Data items:
▼▼▼

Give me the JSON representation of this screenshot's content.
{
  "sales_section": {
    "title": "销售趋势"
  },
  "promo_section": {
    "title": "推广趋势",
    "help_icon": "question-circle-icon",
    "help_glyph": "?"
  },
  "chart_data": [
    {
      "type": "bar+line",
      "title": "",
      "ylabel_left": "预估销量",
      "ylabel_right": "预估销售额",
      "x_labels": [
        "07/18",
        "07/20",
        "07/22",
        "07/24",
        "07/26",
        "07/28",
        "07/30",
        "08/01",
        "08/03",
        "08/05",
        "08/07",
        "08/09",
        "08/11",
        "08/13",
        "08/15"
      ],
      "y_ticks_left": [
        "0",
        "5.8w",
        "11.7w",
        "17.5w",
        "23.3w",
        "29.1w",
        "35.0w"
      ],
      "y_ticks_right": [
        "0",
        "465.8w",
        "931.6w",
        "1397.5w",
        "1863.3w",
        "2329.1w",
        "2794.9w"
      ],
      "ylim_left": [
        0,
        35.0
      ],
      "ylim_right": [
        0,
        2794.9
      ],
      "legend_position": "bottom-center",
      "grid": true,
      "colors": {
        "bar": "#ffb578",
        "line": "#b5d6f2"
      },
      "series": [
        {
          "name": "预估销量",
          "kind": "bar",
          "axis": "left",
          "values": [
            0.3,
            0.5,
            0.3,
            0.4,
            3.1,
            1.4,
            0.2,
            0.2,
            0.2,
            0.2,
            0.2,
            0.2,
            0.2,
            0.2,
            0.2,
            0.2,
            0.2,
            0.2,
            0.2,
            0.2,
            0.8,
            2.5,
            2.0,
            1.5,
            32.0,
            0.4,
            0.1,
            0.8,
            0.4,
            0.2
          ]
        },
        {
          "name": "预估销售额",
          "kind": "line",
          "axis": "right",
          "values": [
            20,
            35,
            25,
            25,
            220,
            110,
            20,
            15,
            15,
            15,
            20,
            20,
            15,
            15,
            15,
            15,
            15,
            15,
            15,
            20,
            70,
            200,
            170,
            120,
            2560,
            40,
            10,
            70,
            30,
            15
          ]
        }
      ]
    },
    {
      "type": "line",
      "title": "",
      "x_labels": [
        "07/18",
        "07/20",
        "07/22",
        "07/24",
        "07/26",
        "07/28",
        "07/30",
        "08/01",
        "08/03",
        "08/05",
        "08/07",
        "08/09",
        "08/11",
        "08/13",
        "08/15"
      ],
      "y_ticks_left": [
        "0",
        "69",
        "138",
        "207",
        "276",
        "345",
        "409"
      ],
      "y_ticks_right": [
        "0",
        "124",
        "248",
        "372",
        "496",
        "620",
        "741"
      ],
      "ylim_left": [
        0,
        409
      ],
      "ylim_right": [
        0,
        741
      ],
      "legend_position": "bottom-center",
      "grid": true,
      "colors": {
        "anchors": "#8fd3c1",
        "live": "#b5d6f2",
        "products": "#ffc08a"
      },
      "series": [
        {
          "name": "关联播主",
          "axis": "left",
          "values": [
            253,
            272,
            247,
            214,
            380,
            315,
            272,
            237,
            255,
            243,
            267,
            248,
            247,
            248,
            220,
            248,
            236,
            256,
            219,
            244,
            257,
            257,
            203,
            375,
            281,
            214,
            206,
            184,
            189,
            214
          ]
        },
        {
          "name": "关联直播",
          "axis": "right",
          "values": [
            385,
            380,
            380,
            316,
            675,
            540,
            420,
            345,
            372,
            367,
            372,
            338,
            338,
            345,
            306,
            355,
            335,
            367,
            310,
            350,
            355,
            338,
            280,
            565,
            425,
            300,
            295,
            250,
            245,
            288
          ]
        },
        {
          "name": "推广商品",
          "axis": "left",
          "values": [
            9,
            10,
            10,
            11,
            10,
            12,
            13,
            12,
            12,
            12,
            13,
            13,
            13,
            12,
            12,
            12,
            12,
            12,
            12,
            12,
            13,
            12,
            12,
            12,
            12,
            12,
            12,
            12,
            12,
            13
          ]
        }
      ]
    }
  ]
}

▲▲▲

WRITTEN INSTRUCTION: Without leaving anything out, give the entries again exactly.

RESPONSE TO THIS TASK:
Give me the JSON representation of this screenshot's content.
{
  "sales_section": {
    "title": "销售趋势"
  },
  "promo_section": {
    "title": "推广趋势",
    "help_icon": "question-circle-icon",
    "help_glyph": "?"
  },
  "chart_data": [
    {
      "type": "bar+line",
      "title": "",
      "ylabel_left": "预估销量",
      "ylabel_right": "预估销售额",
      "x_labels": [
        "07/18",
        "07/20",
        "07/22",
        "07/24",
        "07/26",
        "07/28",
        "07/30",
        "08/01",
        "08/03",
        "08/05",
        "08/07",
        "08/09",
        "08/11",
        "08/13",
        "08/15"
      ],
      "y_ticks_left": [
        "0",
        "5.8w",
        "11.7w",
        "17.5w",
        "23.3w",
        "29.1w",
        "35.0w"
      ],
      "y_ticks_right": [
        "0",
        "465.8w",
        "931.6w",
        "1397.5w",
        "1863.3w",
        "2329.1w",
        "2794.9w"
      ],
      "ylim_left": [
        0,
        35.0
      ],
      "ylim_right": [
        0,
        2794.9
      ],
      "legend_position": "bottom-center",
      "grid": true,
      "colors": {
        "bar": "#ffb578",
        "line": "#b5d6f2"
      },
      "series": [
        {
          "name": "预估销量",
          "kind": "bar",
          "axis": "left",
          "values": [
            0.3,
            0.5,
            0.3,
            0.4,
            3.1,
            1.4,
            0.2,
            0.2,
            0.2,
            0.2,
            0.2,
            0.2,
            0.2,
            0.2,
            0.2,
            0.2,
            0.2,
            0.2,
            0.2,
            0.2,
            0.8,
            2.5,
            2.0,
            1.5,
            32.0,
            0.4,
            0.1,
            0.8,
            0.4,
            0.2
          ]
        },
        {
          "name": "预估销售额",
          "kind": "line",
          "axis": "right",
          "values": [
            20,
            35,
            25,
            25,
            220,
            110,
            20,
            15,
            15,
            15,
            20,
            20,
            15,
            15,
            15,
            15,
            15,
            15,
            15,
            20,
            70,
            200,
            170,
            120,
            2560,
            40,
            10,
            70,
            30,
            15
          ]
        }
      ]
    },
    {
      "type": "line",
      "title": "",
      "x_labels": [
        "07/18",
        "07/20",
        "07/22",
        "07/24",
        "07/26",
        "07/28",
        "07/30",
        "08/01",
        "08/03",
        "08/05",
        "08/07",
        "08/09",
        "08/11",
        "08/13",
        "08/15"
      ],
      "y_ticks_left": [
        "0",
        "69",
        "138",
        "207",
        "276",
        "345",
        "409"
      ],
      "y_ticks_right": [
        "0",
        "124",
        "248",
        "372",
        "496",
        "620",
        "741"
      ],
      "ylim_left": [
        0,
        409
      ],
      "ylim_right": [
        0,
        741
      ],
      "legend_position": "bottom-center",
      "grid": true,
      "colors": {
        "anchors": "#8fd3c1",
        "live": "#b5d6f2",
        "products": "#ffc08a"
      },
      "series": [
        {
          "name": "关联播主",
          "axis": "left",
          "values": [
            253,
            272,
            247,
            214,
            380,
            315,
            272,
            237,
            255,
            243,
            267,
            248,
            247,
            248,
            220,
            248,
            236,
            256,
            219,
            244,
            257,
            257,
            203,
            375,
            281,
            214,
            206,
            184,
            189,
            214
          ]
        },
        {
          "name": "关联直播",
          "axis": "right",
          "values": [
            385,
            380,
            380,
            316,
            675,
            540,
            420,
            345,
            372,
            367,
            372,
            338,
            338,
            345,
            306,
            355,
            335,
            367,
            310,
            350,
            355,
            338,
            280,
            565,
            425,
            300,
            295,
            250,
            245,
            288
          ]
        },
        {
          "name": "推广商品",
          "axis": "left",
          "values": [
            9,
            10,
            10,
            11,
            10,
            12,
            13,
            12,
            12,
            12,
            13,
            13,
            13,
            12,
            12,
            12,
            12,
            12,
            12,
            12,
            13,
            12,
            12,
            12,
            12,
            12,
            12,
            12,
            12,
            13
          ]
        }
      ]
    }
  ]
}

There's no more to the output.